§ **JOB**
Below are some records. Count the lines with "title" in them and give nothing but the total.

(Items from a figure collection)

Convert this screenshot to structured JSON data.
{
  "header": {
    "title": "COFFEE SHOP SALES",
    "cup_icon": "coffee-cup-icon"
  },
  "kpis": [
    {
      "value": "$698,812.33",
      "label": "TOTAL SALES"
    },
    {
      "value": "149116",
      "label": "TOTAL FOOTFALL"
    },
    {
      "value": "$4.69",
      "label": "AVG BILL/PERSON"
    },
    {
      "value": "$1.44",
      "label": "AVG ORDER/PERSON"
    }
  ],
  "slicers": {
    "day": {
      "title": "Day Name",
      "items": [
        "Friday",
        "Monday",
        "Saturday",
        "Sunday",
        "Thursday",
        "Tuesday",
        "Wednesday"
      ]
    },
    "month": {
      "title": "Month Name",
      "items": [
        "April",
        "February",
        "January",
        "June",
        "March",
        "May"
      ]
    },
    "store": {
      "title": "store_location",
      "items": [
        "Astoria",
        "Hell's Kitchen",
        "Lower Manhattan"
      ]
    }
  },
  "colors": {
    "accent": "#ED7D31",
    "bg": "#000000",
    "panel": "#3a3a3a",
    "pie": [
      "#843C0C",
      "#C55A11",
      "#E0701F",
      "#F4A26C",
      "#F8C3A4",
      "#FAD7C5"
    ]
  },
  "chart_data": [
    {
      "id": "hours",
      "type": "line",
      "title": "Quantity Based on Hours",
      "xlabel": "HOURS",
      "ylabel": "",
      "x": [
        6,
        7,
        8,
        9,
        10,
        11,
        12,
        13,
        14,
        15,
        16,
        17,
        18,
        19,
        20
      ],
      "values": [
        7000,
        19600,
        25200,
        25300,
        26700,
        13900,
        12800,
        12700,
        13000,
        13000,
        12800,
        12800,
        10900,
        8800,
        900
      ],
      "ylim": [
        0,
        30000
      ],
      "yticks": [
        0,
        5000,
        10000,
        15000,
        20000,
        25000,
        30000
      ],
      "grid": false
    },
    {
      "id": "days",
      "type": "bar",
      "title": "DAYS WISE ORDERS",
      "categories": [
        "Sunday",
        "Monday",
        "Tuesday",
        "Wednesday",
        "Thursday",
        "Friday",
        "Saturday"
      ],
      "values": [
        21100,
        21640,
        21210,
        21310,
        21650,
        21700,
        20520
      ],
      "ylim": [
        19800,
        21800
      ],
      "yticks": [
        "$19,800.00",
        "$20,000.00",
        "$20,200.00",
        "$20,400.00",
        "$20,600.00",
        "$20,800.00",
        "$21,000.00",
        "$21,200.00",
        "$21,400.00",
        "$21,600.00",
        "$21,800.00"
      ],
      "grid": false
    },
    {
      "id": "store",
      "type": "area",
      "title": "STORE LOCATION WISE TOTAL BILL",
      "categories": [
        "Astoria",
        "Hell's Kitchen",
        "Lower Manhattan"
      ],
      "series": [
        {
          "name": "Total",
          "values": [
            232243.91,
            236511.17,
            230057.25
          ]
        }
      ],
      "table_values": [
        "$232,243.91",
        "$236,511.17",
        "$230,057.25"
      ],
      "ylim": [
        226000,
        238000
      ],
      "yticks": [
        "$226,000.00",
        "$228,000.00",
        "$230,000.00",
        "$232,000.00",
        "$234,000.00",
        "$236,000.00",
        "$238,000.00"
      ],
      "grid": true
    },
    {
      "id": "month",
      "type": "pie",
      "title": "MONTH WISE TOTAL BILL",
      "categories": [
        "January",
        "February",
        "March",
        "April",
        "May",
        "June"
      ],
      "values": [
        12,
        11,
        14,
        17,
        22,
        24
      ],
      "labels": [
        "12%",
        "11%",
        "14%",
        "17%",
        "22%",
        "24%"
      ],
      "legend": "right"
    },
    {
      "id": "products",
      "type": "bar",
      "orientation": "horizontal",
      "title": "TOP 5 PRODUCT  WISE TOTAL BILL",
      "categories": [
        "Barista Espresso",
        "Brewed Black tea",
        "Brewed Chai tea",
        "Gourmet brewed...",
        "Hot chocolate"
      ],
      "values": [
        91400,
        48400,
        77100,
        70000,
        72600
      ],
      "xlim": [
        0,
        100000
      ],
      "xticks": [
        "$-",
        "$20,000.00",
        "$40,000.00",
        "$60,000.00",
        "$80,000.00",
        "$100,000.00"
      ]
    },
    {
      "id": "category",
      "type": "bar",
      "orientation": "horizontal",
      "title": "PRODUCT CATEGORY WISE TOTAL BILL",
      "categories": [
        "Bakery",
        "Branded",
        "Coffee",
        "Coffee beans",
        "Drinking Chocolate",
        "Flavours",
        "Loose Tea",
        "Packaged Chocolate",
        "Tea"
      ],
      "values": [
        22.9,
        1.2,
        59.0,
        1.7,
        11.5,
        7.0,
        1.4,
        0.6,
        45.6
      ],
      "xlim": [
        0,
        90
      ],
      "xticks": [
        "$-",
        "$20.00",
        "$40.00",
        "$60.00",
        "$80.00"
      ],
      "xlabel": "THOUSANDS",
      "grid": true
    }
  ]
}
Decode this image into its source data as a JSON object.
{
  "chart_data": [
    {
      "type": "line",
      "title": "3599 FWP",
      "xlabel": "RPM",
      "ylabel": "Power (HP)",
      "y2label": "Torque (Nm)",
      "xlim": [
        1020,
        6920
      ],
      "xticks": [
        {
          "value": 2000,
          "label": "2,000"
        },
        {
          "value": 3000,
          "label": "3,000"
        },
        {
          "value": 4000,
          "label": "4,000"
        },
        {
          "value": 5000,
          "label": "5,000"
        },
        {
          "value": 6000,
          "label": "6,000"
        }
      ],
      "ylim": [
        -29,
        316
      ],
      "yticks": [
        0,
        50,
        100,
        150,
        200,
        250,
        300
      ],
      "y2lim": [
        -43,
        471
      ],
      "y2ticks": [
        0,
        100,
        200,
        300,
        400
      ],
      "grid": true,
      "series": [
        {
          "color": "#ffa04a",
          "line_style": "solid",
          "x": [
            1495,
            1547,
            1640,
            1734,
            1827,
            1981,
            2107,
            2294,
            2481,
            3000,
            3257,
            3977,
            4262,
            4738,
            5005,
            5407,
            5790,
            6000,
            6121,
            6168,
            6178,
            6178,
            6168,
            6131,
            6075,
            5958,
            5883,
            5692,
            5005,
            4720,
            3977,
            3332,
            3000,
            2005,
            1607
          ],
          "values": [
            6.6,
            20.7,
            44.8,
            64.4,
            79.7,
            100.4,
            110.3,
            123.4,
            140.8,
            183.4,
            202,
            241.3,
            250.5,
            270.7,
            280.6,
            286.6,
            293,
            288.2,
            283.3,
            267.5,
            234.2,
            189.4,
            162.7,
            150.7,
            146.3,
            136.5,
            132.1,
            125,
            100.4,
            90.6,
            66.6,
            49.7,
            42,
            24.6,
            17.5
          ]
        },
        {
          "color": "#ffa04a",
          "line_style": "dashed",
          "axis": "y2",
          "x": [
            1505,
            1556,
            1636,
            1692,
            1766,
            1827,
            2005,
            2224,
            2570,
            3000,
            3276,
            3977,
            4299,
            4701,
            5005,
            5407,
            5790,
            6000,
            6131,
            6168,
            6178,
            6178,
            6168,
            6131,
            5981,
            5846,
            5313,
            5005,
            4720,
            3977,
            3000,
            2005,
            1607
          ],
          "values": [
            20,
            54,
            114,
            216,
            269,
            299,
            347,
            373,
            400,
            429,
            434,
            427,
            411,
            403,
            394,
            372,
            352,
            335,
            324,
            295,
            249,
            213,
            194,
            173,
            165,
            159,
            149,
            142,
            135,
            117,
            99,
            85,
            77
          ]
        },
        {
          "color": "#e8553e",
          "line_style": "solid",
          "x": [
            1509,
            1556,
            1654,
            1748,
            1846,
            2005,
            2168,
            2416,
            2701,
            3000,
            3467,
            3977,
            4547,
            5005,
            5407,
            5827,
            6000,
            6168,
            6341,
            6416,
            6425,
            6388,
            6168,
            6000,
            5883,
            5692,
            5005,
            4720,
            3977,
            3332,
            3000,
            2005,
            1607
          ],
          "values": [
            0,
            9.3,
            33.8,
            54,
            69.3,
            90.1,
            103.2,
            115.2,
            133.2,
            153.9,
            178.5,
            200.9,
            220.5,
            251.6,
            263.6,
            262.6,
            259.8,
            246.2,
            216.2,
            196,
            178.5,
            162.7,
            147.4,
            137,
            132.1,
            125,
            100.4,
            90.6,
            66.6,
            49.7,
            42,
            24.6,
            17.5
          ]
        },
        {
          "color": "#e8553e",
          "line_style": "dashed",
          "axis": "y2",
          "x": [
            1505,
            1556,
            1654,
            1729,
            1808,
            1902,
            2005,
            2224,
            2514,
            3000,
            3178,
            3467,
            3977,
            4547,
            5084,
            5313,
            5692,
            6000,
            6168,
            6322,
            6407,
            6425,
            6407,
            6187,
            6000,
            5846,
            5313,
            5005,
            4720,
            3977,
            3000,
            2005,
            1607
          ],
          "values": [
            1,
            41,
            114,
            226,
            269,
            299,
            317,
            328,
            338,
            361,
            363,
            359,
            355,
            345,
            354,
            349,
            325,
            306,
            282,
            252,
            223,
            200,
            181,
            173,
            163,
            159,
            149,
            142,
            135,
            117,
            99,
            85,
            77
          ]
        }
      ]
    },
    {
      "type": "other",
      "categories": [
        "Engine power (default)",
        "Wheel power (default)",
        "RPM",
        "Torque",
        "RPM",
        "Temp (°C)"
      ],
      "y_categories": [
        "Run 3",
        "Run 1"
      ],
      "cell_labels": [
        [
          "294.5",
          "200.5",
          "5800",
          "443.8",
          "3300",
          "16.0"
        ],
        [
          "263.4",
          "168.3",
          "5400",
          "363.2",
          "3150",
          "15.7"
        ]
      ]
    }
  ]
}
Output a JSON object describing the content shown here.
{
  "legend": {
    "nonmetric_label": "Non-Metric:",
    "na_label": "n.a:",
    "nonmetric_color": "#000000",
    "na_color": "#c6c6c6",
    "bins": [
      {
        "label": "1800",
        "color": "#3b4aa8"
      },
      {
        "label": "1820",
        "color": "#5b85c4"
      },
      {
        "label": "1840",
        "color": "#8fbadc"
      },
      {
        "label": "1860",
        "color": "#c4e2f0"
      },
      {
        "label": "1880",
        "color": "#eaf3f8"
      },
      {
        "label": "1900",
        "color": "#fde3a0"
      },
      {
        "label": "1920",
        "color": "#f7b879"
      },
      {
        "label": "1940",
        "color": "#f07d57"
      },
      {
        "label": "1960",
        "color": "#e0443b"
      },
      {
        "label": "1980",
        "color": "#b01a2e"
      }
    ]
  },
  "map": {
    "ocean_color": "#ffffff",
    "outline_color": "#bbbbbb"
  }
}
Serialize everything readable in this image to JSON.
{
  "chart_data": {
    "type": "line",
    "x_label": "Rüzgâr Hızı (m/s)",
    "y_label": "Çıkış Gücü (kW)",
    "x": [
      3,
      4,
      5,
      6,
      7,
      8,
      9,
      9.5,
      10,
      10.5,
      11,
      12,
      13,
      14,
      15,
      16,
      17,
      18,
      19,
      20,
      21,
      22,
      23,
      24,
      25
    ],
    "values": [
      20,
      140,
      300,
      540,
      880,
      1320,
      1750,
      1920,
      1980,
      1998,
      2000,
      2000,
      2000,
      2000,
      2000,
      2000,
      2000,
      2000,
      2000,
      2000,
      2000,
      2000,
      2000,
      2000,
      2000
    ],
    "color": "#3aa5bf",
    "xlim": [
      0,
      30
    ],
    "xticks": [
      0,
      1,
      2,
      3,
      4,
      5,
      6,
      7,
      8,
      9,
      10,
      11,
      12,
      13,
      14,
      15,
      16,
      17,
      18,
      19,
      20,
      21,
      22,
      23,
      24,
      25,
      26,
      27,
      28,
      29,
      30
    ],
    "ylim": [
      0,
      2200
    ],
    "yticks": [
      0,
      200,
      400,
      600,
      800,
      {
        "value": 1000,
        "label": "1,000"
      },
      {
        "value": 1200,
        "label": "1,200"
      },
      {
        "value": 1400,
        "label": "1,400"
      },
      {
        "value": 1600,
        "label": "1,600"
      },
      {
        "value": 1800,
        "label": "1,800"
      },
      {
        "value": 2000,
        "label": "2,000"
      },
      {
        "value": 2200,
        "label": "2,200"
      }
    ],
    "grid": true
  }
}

§ **REPLY**
11